Rows from a dataset:
■ ■ ■ ■ ■
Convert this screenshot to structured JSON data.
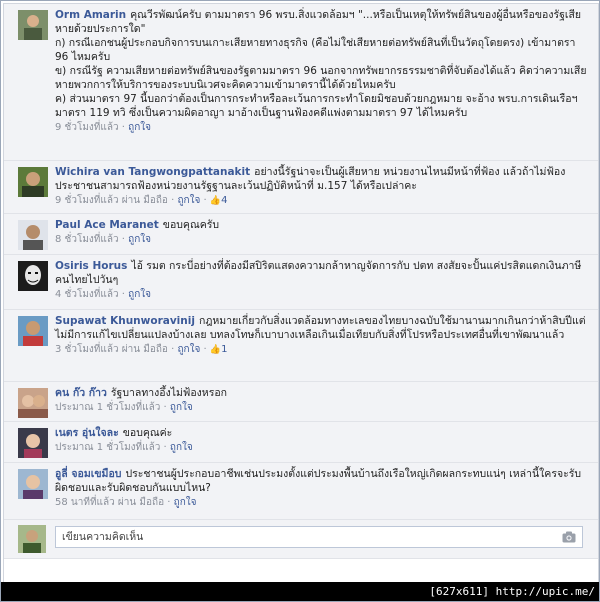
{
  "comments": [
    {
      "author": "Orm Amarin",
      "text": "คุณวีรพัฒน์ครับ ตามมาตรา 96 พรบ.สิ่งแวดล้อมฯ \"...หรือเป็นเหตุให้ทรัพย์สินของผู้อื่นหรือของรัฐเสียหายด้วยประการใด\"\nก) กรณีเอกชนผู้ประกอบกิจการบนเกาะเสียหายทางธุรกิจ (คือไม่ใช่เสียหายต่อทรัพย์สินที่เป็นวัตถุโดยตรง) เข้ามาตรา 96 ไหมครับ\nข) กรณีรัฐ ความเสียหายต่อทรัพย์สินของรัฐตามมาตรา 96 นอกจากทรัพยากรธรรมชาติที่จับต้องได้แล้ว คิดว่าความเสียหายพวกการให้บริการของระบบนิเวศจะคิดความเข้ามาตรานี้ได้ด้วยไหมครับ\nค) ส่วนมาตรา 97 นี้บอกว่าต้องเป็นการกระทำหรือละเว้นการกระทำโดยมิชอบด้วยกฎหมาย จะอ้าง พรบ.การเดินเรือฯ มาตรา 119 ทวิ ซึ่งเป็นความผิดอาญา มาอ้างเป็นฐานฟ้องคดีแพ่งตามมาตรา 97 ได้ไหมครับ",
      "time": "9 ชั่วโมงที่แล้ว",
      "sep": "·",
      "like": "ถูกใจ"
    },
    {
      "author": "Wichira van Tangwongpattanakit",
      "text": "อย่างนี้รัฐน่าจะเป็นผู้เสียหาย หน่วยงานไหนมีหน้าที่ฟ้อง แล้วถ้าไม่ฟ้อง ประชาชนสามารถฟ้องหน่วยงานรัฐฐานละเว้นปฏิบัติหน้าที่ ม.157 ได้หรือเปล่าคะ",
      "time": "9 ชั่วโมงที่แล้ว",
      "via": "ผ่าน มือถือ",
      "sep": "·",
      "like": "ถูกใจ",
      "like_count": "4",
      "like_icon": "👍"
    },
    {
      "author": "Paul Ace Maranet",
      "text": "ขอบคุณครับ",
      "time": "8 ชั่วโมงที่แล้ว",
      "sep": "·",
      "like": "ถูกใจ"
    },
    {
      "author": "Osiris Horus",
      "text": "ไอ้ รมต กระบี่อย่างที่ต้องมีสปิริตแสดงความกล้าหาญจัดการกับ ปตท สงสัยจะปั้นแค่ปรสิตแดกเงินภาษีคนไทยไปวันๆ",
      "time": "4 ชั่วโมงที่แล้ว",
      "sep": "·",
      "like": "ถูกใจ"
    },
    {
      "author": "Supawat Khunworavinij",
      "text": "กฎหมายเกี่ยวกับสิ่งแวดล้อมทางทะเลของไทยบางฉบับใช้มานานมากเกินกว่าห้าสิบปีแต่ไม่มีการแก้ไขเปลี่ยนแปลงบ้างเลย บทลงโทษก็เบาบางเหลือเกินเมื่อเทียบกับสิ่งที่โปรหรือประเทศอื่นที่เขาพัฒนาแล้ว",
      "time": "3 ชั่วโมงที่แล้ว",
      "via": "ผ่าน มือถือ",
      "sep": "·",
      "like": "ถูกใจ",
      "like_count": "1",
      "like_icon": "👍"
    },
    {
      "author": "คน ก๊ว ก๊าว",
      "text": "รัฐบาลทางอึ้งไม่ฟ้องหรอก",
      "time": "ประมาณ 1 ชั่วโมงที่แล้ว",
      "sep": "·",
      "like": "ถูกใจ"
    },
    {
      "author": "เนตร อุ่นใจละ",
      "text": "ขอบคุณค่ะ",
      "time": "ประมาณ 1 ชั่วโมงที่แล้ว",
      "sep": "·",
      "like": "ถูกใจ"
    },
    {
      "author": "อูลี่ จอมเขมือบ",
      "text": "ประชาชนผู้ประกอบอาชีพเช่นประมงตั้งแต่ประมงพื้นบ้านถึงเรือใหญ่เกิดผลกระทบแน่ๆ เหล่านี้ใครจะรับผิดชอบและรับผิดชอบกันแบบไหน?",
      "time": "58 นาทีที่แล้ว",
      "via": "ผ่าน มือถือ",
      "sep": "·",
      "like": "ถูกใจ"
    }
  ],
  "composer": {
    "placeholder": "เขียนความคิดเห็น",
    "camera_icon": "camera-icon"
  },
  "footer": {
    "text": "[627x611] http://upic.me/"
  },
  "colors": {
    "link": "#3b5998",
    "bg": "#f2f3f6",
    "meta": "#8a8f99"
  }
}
■ ■ ■ ■ ■
Count the lines in the entries above that include the string "author", then give only that figure.

8